◆ **TASK INSTRUCTIONS**
Skip every picture and transcribe the remaining material exactly.

◆ **RECORDS FOR THIS TASK**
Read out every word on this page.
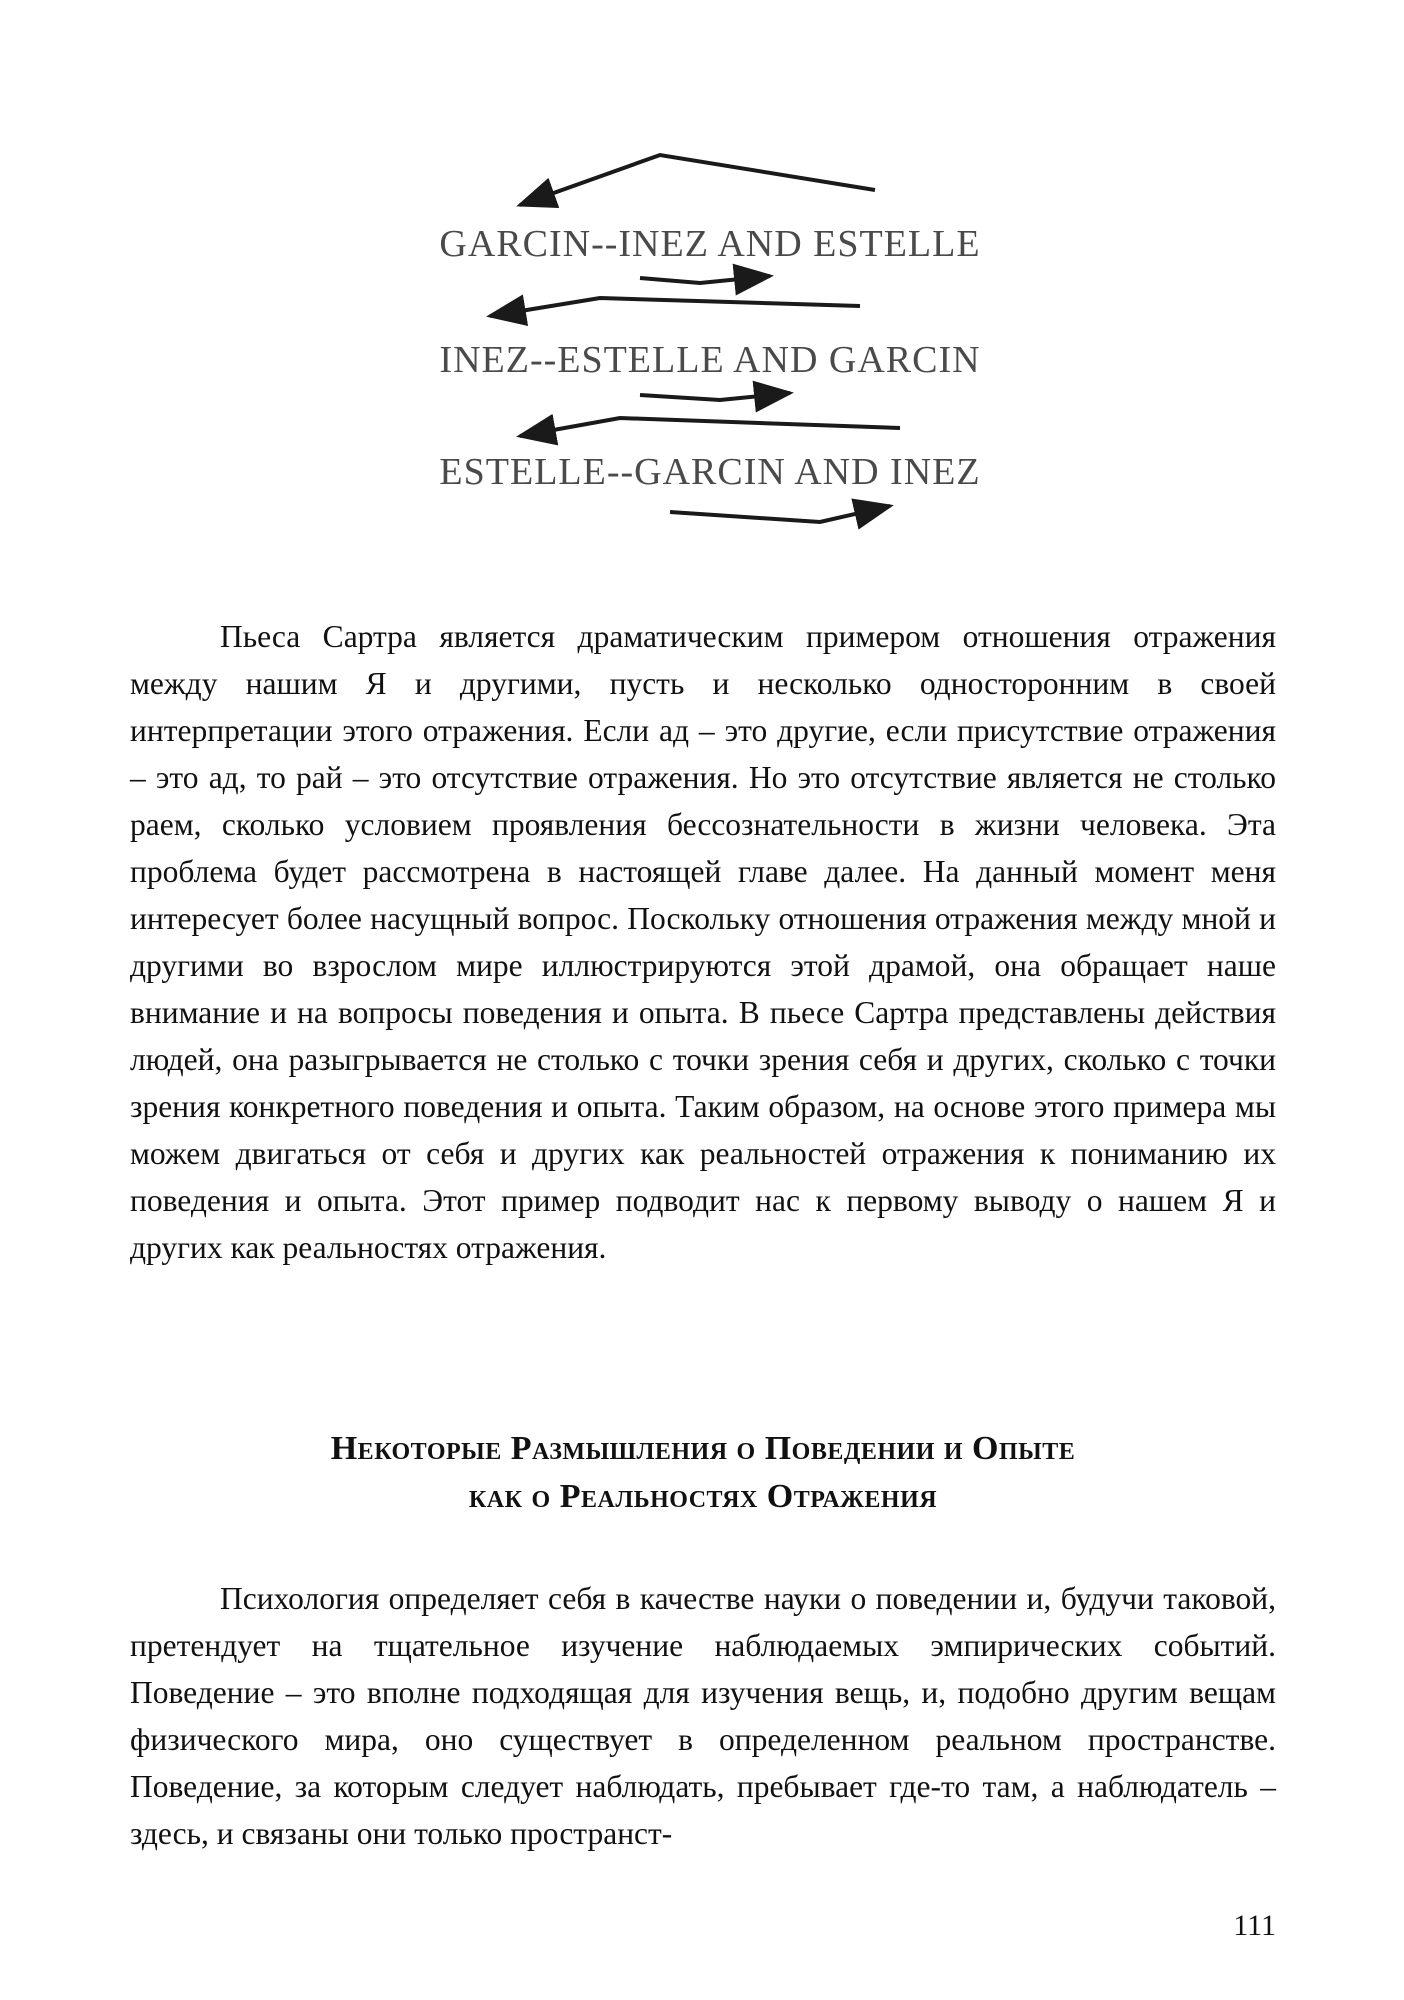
GARCIN--INEZ AND ESTELLE
INEZ--ESTELLE AND GARCIN
ESTELLE--GARCIN AND INEZ

Пьеса Сартра является драматическим примером отношения отражения между нашим Я и другими, пусть и несколько односторонним в своей интерпретации этого отражения. Если ад – это другие, если присутствие отражения – это ад, то рай – это отсутствие отражения. Но это отсутствие является не столько раем, сколько условием проявления бессознательности в жизни человека. Эта проблема будет рассмотрена в настоящей главе далее. На данный момент меня интересует более насущный вопрос. Поскольку отношения отражения между мной и другими во взрослом мире иллюстрируются этой драмой, она обращает наше внимание и на вопросы поведения и опыта. В пьесе Сартра представлены действия людей, она разыгрывается не столько с точки зрения себя и других, сколько с точки зрения конкретного поведения и опыта. Таким образом, на основе этого примера мы можем двигаться от себя и других как реальностей отражения к пониманию их поведения и опыта. Этот пример подводит нас к первому выводу о нашем Я и других как реальностях отражения.

Некоторые Размышления о Поведении и Опыте
как о Реальностях Отражения

Психология определяет себя в качестве науки о поведении и, будучи таковой, претендует на тщательное изучение наблюдаемых эмпирических событий. Поведение – это вполне подходящая для изучения вещь, и, подобно другим вещам физического мира, оно существует в определенном реальном пространстве. Поведение, за которым следует наблюдать, пребывает где-то там, а наблюдатель – здесь, и связаны они только пространст-

111
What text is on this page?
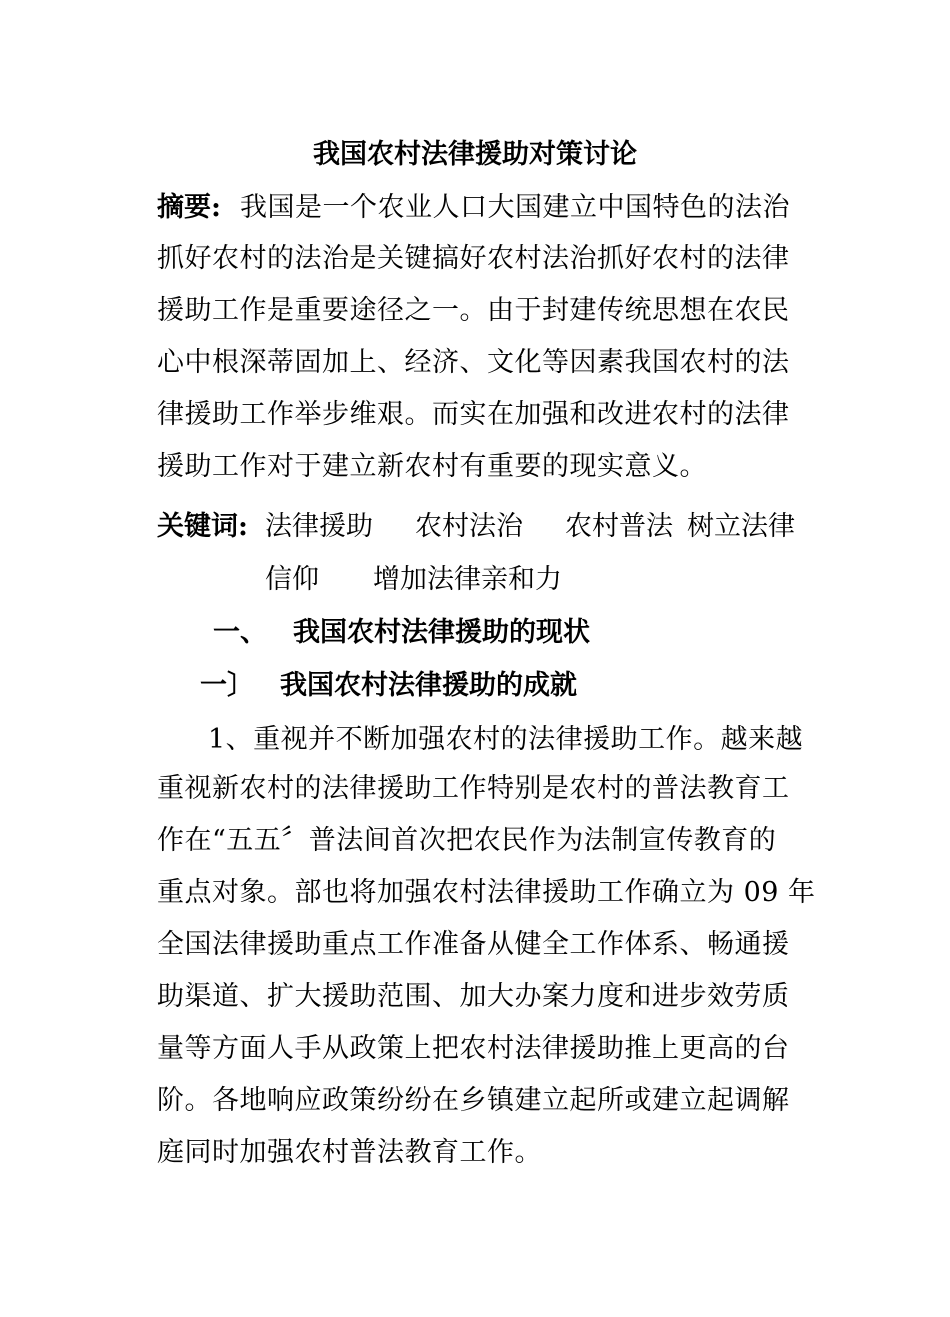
我国农村法律援助对策讨论
摘要: 我国是一个农业人口大国建立中国特色的法治
抓好农村的法治是关键搞好农村法治抓好农村的法律
援助工作是重要途径之一。由于封建传统思想在农民
心中根深蒂固加上、经济、文化等因素我国农村的法
律援助工作举步维艰。而实在加强和改进农村的法律
援助工作对于建立新农村有重要的现实意义。
关键词: 法律援助 农村法治 农村普法 树立法律
信仰 增加法律亲和力
一、 我国农村法律援助的现状
一〕 我国农村法律援助的成就
1、重视并不断加强农村的法律援助工作。越来越
重视新农村的法律援助工作特别是农村的普法教育工
作在“五五〞普法间首次把农民作为法制宣传教育的
重点对象。部也将加强农村法律援助工作确立为 09 年
全国法律援助重点工作准备从健全工作体系、畅通援
助渠道、扩大援助范围、加大办案力度和进步效劳质
量等方面人手从政策上把农村法律援助推上更高的台
阶。各地响应政策纷纷在乡镇建立起所或建立起调解
庭同时加强农村普法教育工作。
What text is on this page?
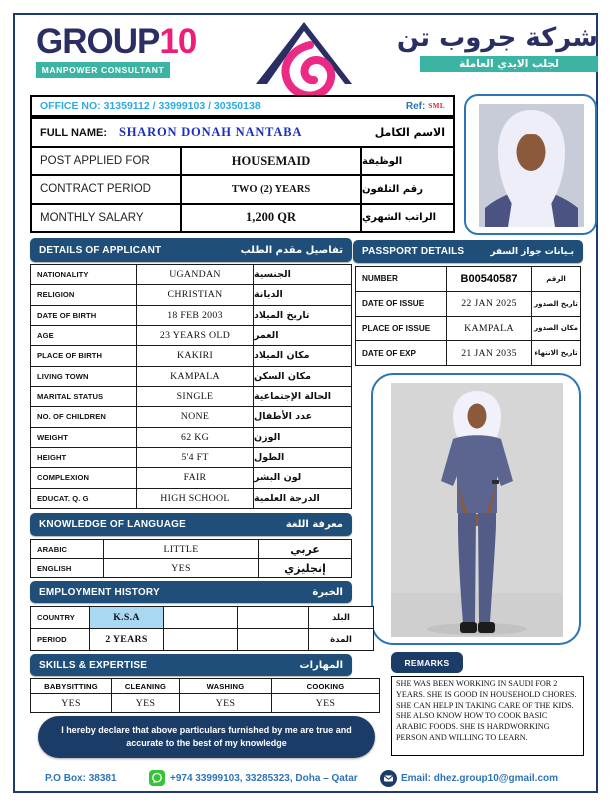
GROUP10
MANPOWER CONSULTANT
شركة جروب تن
لجلب الايدي العاملة
OFFICE NO: 31359112 / 33999103 / 30350138	Ref: SML
FULL NAME: SHARON DONAH NANTABA	الاسم الكامل
POST APPLIED FOR	HOUSEMAID	الوظيفة
CONTRACT PERIOD	TWO (2) YEARS	رقم التلفون
MONTHLY SALARY	1,200 QR	الراتب الشهري
DETAILS OF APPLICANT	تفاصيل مقدم الطلب
NATIONALITY	UGANDAN	الجنسية
RELIGION	CHRISTIAN	الديانة
DATE OF BIRTH	18 FEB 2003	تاريخ الميلاد
AGE	23 YEARS OLD	العمر
PLACE OF BIRTH	KAKIRI	مكان الميلاد
LIVING TOWN	KAMPALA	مكان السكن
MARITAL STATUS	SINGLE	الحالة الإجتماعية
NO. OF CHILDREN	NONE	عدد الأطفال
WEIGHT	62 KG	الوزن
HEIGHT	5'4 FT	الطول
COMPLEXION	FAIR	لون البشر
EDUCAT. Q. G	HIGH SCHOOL	الدرجة العلمية
PASSPORT DETAILS	بـيانات جواز السفر
NUMBER	B00540587	الرقم
DATE OF ISSUE	22 JAN 2025	تاريخ الصدور
PLACE OF ISSUE	KAMPALA	مكان الصدور
DATE OF EXP	21 JAN 2035	تاريخ الانتهاء
KNOWLEDGE OF LANGUAGE	معرفة اللغة
ARABIC	LITTLE	عربي
ENGLISH	YES	إنجليزي
EMPLOYMENT HISTORY	الخبرة
COUNTRY	K.S.A	البلد
PERIOD	2 YEARS	المدة
SKILLS & EXPERTISE	المهارات
BABYSITTING	CLEANING	WASHING	COOKING
YES	YES	YES	YES
I hereby declare that above particulars furnished by me are true and accurate to the best of my knowledge
REMARKS
SHE WAS BEEN WORKING IN SAUDI FOR 2 YEARS. SHE IS GOOD IN HOUSEHOLD CHORES. SHE CAN HELP IN TAKING CARE OF THE KIDS. SHE ALSO KNOW HOW TO COOK BASIC ARABIC FOODS. SHE IS HARDWORKING PERSON AND WILLING TO LEARN.
P.O Box: 38381	+974 33999103, 33285323, Doha – Qatar	Email: dhez.group10@gmail.com
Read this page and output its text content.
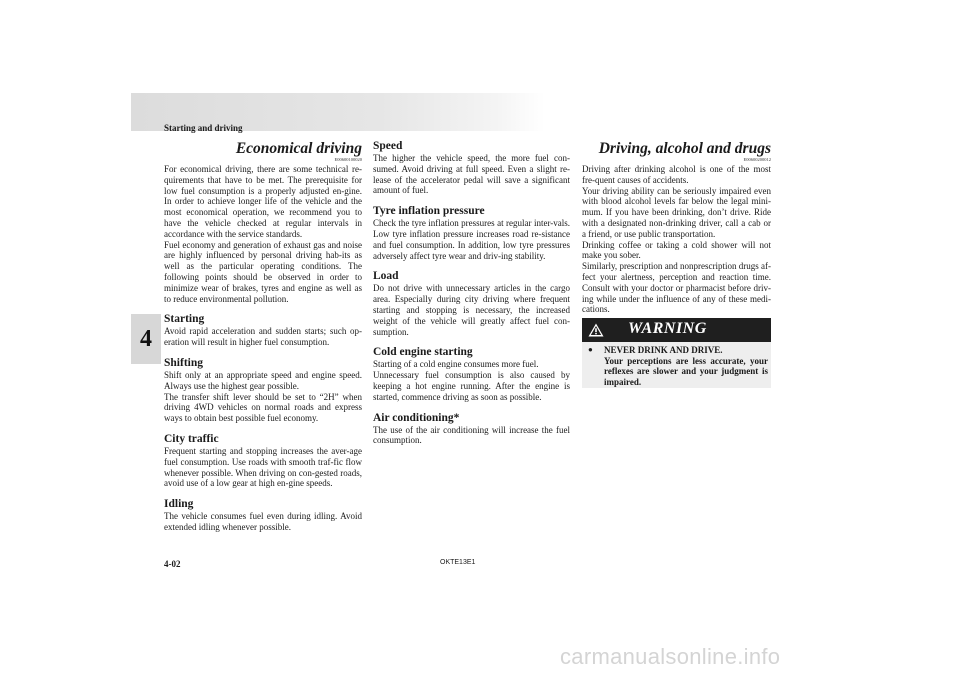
Starting and driving
4
Economical driving
E00600100020

For economical driving, there are some technical re-quirements that have to be met. The prerequisite for low fuel consumption is a properly adjusted en-gine. In order to achieve longer life of the vehicle and the most economical operation, we recommend you to have the vehicle checked at regular intervals in accordance with the service standards.

Fuel economy and generation of exhaust gas and noise are highly influenced by personal driving hab-its as well as the particular operating conditions. The following points should be observed in order to minimize wear of brakes, tyres and engine as well as to reduce environmental pollution.

Starting

Avoid rapid acceleration and sudden starts; such op-eration will result in higher fuel consumption.

Shifting

Shift only at an appropriate speed and engine speed. Always use the highest gear possible.

The transfer shift lever should be set to “2H” when driving 4WD vehicles on normal roads and express ways to obtain best possible fuel economy.

City traffic

Frequent starting and stopping increases the aver-age fuel consumption. Use roads with smooth traf-fic flow whenever possible. When driving on con-gested roads, avoid use of a low gear at high en-gine speeds.

Idling

The vehicle consumes fuel even during idling. Avoid extended idling whenever possible.

Speed

The higher the vehicle speed, the more fuel con-sumed. Avoid driving at full speed. Even a slight re-lease of the accelerator pedal will save a significant amount of fuel.

Tyre inflation pressure

Check the tyre inflation pressures at regular inter-vals. Low tyre inflation pressure increases road re-sistance and fuel consumption. In addition, low tyre pressures adversely affect tyre wear and driv-ing stability.

Load

Do not drive with unnecessary articles in the cargo area. Especially during city driving where frequent starting and stopping is necessary, the increased weight of the vehicle will greatly affect fuel con-sumption.

Cold engine starting

Starting of a cold engine consumes more fuel.

Unnecessary fuel consumption is also caused by keeping a hot engine running. After the engine is started, commence driving as soon as possible.

Air conditioning*

The use of the air conditioning will increase the fuel consumption.

Driving, alcohol and drugs
E00600200012

Driving after drinking alcohol is one of the most fre-quent causes of accidents.

Your driving ability can be seriously impaired even with blood alcohol levels far below the legal mini-mum. If you have been drinking, don’t drive. Ride with a designated non-drinking driver, call a cab or a friend, or use public transportation.

Drinking coffee or taking a cold shower will not make you sober.

Similarly, prescription and nonprescription drugs af-fect your alertness, perception and reaction time. Consult with your doctor or pharmacist before driv-ing while under the influence of any of these medi-cations.

WARNING
● NEVER DRINK AND DRIVE.
Your perceptions are less accurate, your reflexes are slower and your judgment is impaired.
4-02	OKTE13E1
carmanualsonline.info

◆ **RESPONSE BELOW**
Read out every word on this page.
GARCIN--INEZ AND ESTELLE
INEZ--ESTELLE AND GARCIN
ESTELLE--GARCIN AND INEZ

Пьеса Сартра является драматическим примером отношения отражения между нашим Я и другими, пусть и несколько односторонним в своей интерпретации этого отражения. Если ад – это другие, если присутствие отражения – это ад, то рай – это отсутствие отражения. Но это отсутствие является не столько раем, сколько условием проявления бессознательности в жизни человека. Эта проблема будет рассмотрена в настоящей главе далее. На данный момент меня интересует более насущный вопрос. Поскольку отношения отражения между мной и другими во взрослом мире иллюстрируются этой драмой, она обращает наше внимание и на вопросы поведения и опыта. В пьесе Сартра представлены действия людей, она разыгрывается не столько с точки зрения себя и других, сколько с точки зрения конкретного поведения и опыта. Таким образом, на основе этого примера мы можем двигаться от себя и других как реальностей отражения к пониманию их поведения и опыта. Этот пример подводит нас к первому выводу о нашем Я и других как реальностях отражения.

Некоторые Размышления о Поведении и Опыте
как о Реальностях Отражения

Психология определяет себя в качестве науки о поведении и, будучи таковой, претендует на тщательное изучение наблюдаемых эмпирических событий. Поведение – это вполне подходящая для изучения вещь, и, подобно другим вещам физического мира, оно существует в определенном реальном пространстве. Поведение, за которым следует наблюдать, пребывает где-то там, а наблюдатель – здесь, и связаны они только пространст-

111
What text is on this page?
我国农村法律援助对策讨论
摘要: 我国是一个农业人口大国建立中国特色的法治
抓好农村的法治是关键搞好农村法治抓好农村的法律
援助工作是重要途径之一。由于封建传统思想在农民
心中根深蒂固加上、经济、文化等因素我国农村的法
律援助工作举步维艰。而实在加强和改进农村的法律
援助工作对于建立新农村有重要的现实意义。
关键词: 法律援助 农村法治 农村普法 树立法律
信仰 增加法律亲和力
一、 我国农村法律援助的现状
一〕 我国农村法律援助的成就
1、重视并不断加强农村的法律援助工作。越来越
重视新农村的法律援助工作特别是农村的普法教育工
作在“五五〞普法间首次把农民作为法制宣传教育的
重点对象。部也将加强农村法律援助工作确立为 09 年
全国法律援助重点工作准备从健全工作体系、畅通援
助渠道、扩大援助范围、加大办案力度和进步效劳质
量等方面人手从政策上把农村法律援助推上更高的台
阶。各地响应政策纷纷在乡镇建立起所或建立起调解
庭同时加强农村普法教育工作。
What text is on this page?
GROUP10
MANPOWER CONSULTANT
شركة جروب تن
لجلب الايدي العاملة
OFFICE NO: 31359112 / 33999103 / 30350138	Ref: SML
FULL NAME: SHARON DONAH NANTABA	الاسم الكامل
POST APPLIED FOR	HOUSEMAID	الوظيفة
CONTRACT PERIOD	TWO (2) YEARS	رقم التلفون
MONTHLY SALARY	1,200 QR	الراتب الشهري
DETAILS OF APPLICANT	تفاصيل مقدم الطلب
NATIONALITY	UGANDAN	الجنسية
RELIGION	CHRISTIAN	الديانة
DATE OF BIRTH	18 FEB 2003	تاريخ الميلاد
AGE	23 YEARS OLD	العمر
PLACE OF BIRTH	KAKIRI	مكان الميلاد
LIVING TOWN	KAMPALA	مكان السكن
MARITAL STATUS	SINGLE	الحالة الإجتماعية
NO. OF CHILDREN	NONE	عدد الأطفال
WEIGHT	62 KG	الوزن
HEIGHT	5'4 FT	الطول
COMPLEXION	FAIR	لون البشر
EDUCAT. Q. G	HIGH SCHOOL	الدرجة العلمية
PASSPORT DETAILS	بـيانات جواز السفر
NUMBER	B00540587	الرقم
DATE OF ISSUE	22 JAN 2025	تاريخ الصدور
PLACE OF ISSUE	KAMPALA	مكان الصدور
DATE OF EXP	21 JAN 2035	تاريخ الانتهاء
KNOWLEDGE OF LANGUAGE	معرفة اللغة
ARABIC	LITTLE	عربي
ENGLISH	YES	إنجليزي
EMPLOYMENT HISTORY	الخبرة
COUNTRY	K.S.A	البلد
PERIOD	2 YEARS	المدة
SKILLS & EXPERTISE	المهارات
BABYSITTING	CLEANING	WASHING	COOKING
YES	YES	YES	YES
I hereby declare that above particulars furnished by me are true and accurate to the best of my knowledge
REMARKS
SHE WAS BEEN WORKING IN SAUDI FOR 2 YEARS. SHE IS GOOD IN HOUSEHOLD CHORES. SHE CAN HELP IN TAKING CARE OF THE KIDS. SHE ALSO KNOW HOW TO COOK BASIC ARABIC FOODS. SHE IS HARDWORKING PERSON AND WILLING TO LEARN.
P.O Box: 38381	+974 33999103, 33285323, Doha – Qatar	Email: dhez.group10@gmail.com
Read this page and output its text content.
Starting and driving
4
Economical driving
E00600100020

For economical driving, there are some technical re-quirements that have to be met. The prerequisite for low fuel consumption is a properly adjusted en-gine. In order to achieve longer life of the vehicle and the most economical operation, we recommend you to have the vehicle checked at regular intervals in accordance with the service standards.

Fuel economy and generation of exhaust gas and noise are highly influenced by personal driving hab-its as well as the particular operating conditions. The following points should be observed in order to minimize wear of brakes, tyres and engine as well as to reduce environmental pollution.

Starting

Avoid rapid acceleration and sudden starts; such op-eration will result in higher fuel consumption.

Shifting

Shift only at an appropriate speed and engine speed. Always use the highest gear possible.

The transfer shift lever should be set to “2H” when driving 4WD vehicles on normal roads and express ways to obtain best possible fuel economy.

City traffic

Frequent starting and stopping increases the aver-age fuel consumption. Use roads with smooth traf-fic flow whenever possible. When driving on con-gested roads, avoid use of a low gear at high en-gine speeds.

Idling

The vehicle consumes fuel even during idling. Avoid extended idling whenever possible.

Speed

The higher the vehicle speed, the more fuel con-sumed. Avoid driving at full speed. Even a slight re-lease of the accelerator pedal will save a significant amount of fuel.

Tyre inflation pressure

Check the tyre inflation pressures at regular inter-vals. Low tyre inflation pressure increases road re-sistance and fuel consumption. In addition, low tyre pressures adversely affect tyre wear and driv-ing stability.

Load

Do not drive with unnecessary articles in the cargo area. Especially during city driving where frequent starting and stopping is necessary, the increased weight of the vehicle will greatly affect fuel con-sumption.

Cold engine starting

Starting of a cold engine consumes more fuel.

Unnecessary fuel consumption is also caused by keeping a hot engine running. After the engine is started, commence driving as soon as possible.

Air conditioning*

The use of the air conditioning will increase the fuel consumption.

Driving, alcohol and drugs
E00600200012

Driving after drinking alcohol is one of the most fre-quent causes of accidents.

Your driving ability can be seriously impaired even with blood alcohol levels far below the legal mini-mum. If you have been drinking, don’t drive. Ride with a designated non-drinking driver, call a cab or a friend, or use public transportation.

Drinking coffee or taking a cold shower will not make you sober.

Similarly, prescription and nonprescription drugs af-fect your alertness, perception and reaction time. Consult with your doctor or pharmacist before driv-ing while under the influence of any of these medi-cations.

WARNING
● NEVER DRINK AND DRIVE.
Your perceptions are less accurate, your reflexes are slower and your judgment is impaired.
4-02	OKTE13E1
carmanualsonline.info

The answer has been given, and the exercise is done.